What you have to do:
Output every record below exactly as it appears.

Records shown:

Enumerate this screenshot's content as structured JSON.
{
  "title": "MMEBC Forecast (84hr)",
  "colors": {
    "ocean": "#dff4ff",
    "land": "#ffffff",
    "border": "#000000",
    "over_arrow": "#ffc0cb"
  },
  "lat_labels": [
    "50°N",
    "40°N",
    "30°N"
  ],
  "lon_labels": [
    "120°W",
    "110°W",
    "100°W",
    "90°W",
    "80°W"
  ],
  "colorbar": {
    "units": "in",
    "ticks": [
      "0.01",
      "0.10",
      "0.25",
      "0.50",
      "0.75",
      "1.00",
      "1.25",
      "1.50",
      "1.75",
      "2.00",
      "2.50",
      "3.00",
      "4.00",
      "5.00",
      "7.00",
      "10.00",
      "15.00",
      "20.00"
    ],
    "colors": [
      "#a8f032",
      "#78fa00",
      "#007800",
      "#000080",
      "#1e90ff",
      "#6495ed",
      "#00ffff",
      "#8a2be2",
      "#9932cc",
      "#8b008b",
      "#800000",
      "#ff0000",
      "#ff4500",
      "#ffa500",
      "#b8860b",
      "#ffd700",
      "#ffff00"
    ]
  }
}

Result below:
Enumerate this screenshot's content as structured JSON.
{
  "title": "MMEBC Forecast (84hr)",
  "colors": {
    "ocean": "#dff4ff",
    "land": "#ffffff",
    "border": "#000000",
    "over_arrow": "#ffc0cb"
  },
  "lat_labels": [
    "50°N",
    "40°N",
    "30°N"
  ],
  "lon_labels": [
    "120°W",
    "110°W",
    "100°W",
    "90°W",
    "80°W"
  ],
  "colorbar": {
    "units": "in",
    "ticks": [
      "0.01",
      "0.10",
      "0.25",
      "0.50",
      "0.75",
      "1.00",
      "1.25",
      "1.50",
      "1.75",
      "2.00",
      "2.50",
      "3.00",
      "4.00",
      "5.00",
      "7.00",
      "10.00",
      "15.00",
      "20.00"
    ],
    "colors": [
      "#a8f032",
      "#78fa00",
      "#007800",
      "#000080",
      "#1e90ff",
      "#6495ed",
      "#00ffff",
      "#8a2be2",
      "#9932cc",
      "#8b008b",
      "#800000",
      "#ff0000",
      "#ff4500",
      "#ffa500",
      "#b8860b",
      "#ffd700",
      "#ffff00"
    ]
  }
}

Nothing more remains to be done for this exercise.